# BLOC DE TEXTE
'''

Le compte Twitter @reportterrorist [“dénoncer un terroriste”] affirme avoir 50.000 comptes Twitter de l'EI à abattre :

Les utilisateurs de médias sociaux sur Twittter peuvent avoir des résultats sur Twitter ! [Sur l'image : Twitter ferme les comptes EI/EIIL mais ne les recherche pas. C'est à vous de le faire et de les signaler. Les étapes :
1- Utiliser la liste des cibles @reportterrorist, sélectionner un lien et cliquer
2- Cliquer sur la roue dentée à côté du bouton Suivre sur la page de profil
3- Choisir Signaler
4- Cocher Est inapproprié ou dangereux
5- Cocher Incite au harcèlement ou à la violence
6- Cocher Quelqu'un d'autre
7- Cocher Il menace de faire usage de violence
8- Cocher Bloquer]

Les Anonymous ont publié une série de guides à l'intention de ceux qui veulent rejoindre leur “guerre contre l'EI” en débusquant et identifiant les sites web du mouvement. Leur compte Twitter @TeamDestroyISIS “[EquipeDétruireEI] est consacré à retweeter, ridiculiser et traquer les comptes d'EI avec le hashtag .

Mon Photoshoppage est nul. MAIS ÇA DIT BIEN CE QUE ÇA VEUT DIRE NON !? :'D

Plusieurs internautes arabes individuels ont rejoint la coalition internationale contre l'EI en ligne. Parmi ces contributions figure le compte Twitter @KSAssa ou Armée électronique saoudienne, avec 20.700 abonnés, qui dirige les opérations pour stopper et “détruire” les comptes en rapport avec EI et “tout ennemi” qui menacerait l'unité du pays, sous le hashtag arabe  (Campagne anti-comptes spam d'EI) :

Votre coopération et action sont essentielles pour détruire les comptes des criminels et vandales, ennemis de la religion et de notre patrie.

Il y a aussi @BlockDaesh, mené par @Mujtahid_i (30,400 abonnés), qui vise à faire supprimer les comptes Twitter de spam d'EI.

579 comptes de Daech bloqués par @BlockDaesh (les militants arabes ont démarré cette campagne pour bloquer les comptes de Daaech).

'''

# À VOUS DE JOUER
Répondez à ces questions sur le texte consacré aux campagnes contre les comptes Twitter de l'EI :
1. Combien de comptes Twitter de l'EI le compte @reportterrorist affirme-t-il avoir à abattre ?
2. Combien d'abonnés le compte @KSAssa compte-t-il ?
3. Combien de comptes de Daech ont été bloqués par @BlockDaesh ?

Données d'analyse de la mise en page
'''

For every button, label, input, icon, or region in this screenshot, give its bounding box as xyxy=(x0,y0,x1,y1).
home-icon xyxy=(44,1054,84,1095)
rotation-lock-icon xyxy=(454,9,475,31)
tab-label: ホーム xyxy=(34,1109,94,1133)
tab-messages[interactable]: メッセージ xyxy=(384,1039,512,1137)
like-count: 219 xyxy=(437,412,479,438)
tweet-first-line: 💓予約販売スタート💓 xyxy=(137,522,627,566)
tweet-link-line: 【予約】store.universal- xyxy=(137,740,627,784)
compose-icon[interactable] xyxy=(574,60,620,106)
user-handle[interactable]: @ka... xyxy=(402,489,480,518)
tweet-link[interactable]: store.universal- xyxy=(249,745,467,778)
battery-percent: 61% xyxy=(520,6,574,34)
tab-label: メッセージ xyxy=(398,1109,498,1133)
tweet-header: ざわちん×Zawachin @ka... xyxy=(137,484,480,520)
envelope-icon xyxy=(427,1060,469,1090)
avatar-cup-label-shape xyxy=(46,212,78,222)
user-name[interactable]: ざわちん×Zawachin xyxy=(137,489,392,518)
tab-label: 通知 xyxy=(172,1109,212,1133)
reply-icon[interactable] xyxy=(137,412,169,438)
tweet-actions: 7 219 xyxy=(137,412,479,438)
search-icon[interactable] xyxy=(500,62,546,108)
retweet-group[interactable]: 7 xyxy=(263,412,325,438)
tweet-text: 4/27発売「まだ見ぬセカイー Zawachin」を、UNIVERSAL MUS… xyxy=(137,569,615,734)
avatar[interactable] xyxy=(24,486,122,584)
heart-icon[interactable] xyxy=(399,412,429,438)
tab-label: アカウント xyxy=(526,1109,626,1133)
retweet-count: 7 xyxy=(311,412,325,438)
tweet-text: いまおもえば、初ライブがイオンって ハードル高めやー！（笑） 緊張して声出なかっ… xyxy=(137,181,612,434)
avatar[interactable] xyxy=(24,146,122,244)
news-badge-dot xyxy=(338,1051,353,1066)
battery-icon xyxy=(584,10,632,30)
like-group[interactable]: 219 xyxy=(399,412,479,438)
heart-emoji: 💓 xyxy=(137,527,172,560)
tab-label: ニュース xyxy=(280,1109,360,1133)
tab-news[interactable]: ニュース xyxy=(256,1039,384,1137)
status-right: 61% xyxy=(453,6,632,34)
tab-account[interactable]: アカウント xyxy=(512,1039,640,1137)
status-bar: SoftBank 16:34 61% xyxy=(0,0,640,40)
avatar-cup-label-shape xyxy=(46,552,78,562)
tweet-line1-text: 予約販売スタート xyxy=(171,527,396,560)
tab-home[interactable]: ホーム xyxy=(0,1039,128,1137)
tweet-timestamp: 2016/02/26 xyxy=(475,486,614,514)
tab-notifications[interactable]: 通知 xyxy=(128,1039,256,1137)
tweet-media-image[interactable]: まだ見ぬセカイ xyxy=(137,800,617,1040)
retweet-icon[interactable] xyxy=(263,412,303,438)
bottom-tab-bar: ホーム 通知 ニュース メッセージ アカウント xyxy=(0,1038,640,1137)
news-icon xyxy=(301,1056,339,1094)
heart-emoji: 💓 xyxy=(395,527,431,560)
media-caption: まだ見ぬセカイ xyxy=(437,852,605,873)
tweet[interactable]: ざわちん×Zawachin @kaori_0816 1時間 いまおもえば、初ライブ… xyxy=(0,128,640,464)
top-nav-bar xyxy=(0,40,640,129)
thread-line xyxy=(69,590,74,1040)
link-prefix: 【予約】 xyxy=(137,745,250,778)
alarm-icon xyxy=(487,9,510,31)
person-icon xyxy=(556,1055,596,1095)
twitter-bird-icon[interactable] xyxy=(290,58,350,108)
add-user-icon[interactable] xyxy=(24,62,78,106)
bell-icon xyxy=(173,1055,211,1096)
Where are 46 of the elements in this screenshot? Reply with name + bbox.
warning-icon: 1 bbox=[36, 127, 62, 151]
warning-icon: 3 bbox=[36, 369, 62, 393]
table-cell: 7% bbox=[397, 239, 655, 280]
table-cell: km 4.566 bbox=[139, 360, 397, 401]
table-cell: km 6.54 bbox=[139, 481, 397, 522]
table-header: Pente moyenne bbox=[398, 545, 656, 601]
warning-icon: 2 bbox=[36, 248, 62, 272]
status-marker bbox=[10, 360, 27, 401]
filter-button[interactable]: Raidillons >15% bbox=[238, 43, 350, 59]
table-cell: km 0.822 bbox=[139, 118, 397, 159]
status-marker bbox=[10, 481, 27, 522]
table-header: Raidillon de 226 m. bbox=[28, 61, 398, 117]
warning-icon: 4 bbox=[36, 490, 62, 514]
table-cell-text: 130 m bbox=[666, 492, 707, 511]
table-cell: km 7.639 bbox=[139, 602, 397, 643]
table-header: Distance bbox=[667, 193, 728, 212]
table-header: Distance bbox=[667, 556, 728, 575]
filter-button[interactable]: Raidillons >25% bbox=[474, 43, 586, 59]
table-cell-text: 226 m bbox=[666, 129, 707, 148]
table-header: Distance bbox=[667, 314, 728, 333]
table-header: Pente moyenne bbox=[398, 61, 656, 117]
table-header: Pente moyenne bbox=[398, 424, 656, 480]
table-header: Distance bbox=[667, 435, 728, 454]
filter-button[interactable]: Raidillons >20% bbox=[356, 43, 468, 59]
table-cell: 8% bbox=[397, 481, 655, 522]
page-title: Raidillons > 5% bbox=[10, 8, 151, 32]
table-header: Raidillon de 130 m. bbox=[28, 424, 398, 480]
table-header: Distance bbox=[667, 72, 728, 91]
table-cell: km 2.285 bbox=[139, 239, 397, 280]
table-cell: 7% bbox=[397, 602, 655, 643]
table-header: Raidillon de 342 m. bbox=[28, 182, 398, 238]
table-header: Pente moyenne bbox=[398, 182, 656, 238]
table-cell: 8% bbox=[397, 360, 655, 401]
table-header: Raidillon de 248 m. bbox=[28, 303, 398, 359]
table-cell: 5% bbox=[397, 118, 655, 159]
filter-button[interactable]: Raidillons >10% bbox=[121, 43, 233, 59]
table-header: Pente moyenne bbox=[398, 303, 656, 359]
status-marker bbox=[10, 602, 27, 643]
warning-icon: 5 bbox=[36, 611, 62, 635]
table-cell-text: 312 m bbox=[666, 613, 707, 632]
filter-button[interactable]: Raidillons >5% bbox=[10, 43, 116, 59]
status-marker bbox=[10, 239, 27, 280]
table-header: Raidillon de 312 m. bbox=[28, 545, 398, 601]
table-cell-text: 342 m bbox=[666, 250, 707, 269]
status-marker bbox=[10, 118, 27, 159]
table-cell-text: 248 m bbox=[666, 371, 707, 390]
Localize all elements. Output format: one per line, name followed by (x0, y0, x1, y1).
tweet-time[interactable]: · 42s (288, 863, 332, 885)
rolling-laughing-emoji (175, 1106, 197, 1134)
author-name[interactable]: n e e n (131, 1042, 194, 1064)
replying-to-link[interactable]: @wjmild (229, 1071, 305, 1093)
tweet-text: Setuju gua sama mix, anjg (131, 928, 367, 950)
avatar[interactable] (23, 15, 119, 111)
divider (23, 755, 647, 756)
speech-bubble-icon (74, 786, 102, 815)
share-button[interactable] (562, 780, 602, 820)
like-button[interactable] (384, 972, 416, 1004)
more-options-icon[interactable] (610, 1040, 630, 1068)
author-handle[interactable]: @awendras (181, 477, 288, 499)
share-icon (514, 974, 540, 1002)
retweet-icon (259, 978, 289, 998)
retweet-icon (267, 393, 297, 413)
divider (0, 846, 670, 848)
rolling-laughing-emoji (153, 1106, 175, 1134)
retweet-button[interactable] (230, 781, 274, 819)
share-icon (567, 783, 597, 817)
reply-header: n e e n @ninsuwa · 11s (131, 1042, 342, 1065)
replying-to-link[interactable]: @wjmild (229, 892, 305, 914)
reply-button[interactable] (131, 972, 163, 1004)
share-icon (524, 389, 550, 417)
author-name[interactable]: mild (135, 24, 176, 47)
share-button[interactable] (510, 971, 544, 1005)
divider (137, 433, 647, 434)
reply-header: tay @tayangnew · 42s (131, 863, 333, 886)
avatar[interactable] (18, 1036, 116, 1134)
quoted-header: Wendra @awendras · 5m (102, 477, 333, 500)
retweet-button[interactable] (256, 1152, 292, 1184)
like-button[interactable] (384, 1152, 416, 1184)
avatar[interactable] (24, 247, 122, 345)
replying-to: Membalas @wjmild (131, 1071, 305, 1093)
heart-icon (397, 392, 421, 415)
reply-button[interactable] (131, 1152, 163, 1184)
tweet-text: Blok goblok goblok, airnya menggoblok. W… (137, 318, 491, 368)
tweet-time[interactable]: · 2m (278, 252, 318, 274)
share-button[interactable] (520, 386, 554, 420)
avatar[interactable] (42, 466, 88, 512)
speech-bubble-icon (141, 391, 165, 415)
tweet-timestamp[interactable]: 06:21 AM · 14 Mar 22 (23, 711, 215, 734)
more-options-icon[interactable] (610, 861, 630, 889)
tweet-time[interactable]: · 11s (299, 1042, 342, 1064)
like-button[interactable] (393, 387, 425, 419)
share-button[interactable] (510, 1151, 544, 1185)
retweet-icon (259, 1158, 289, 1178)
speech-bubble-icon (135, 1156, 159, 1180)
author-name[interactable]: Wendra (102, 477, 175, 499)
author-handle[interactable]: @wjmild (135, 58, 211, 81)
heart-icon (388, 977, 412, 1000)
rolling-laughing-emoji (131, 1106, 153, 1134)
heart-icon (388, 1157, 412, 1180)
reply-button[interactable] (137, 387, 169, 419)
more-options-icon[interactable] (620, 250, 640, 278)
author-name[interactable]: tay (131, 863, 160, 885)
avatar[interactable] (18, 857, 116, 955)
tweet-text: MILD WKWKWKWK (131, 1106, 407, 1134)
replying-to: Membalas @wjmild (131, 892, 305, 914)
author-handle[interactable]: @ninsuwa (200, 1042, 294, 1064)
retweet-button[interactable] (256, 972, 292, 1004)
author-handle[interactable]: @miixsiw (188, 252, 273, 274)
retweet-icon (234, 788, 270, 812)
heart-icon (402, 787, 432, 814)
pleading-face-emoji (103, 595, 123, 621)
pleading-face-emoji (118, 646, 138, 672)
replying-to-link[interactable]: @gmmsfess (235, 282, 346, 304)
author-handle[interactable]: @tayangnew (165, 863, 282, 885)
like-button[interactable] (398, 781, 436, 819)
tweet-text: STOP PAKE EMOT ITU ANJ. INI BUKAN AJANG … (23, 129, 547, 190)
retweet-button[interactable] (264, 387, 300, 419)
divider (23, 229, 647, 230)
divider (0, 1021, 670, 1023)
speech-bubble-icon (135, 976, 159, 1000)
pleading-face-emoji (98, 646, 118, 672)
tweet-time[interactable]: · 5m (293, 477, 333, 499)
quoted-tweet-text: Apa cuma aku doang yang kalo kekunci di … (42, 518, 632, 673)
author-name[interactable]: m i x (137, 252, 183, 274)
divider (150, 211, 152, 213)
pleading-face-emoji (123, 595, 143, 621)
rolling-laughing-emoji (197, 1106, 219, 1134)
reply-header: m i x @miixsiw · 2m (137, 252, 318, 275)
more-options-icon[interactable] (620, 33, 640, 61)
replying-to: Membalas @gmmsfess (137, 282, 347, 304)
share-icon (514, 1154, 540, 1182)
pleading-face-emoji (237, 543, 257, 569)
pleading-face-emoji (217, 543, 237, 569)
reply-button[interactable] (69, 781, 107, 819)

'''

# SOLUTION PROPOSÉE
1. Le compte @reportterrorist affirme avoir 50.000 comptes Twitter de l'EI à abattre.
2. Le compte @KSAssa compte 20.700 abonnés.
3. @BlockDaesh a bloqué 579 comptes de Daech.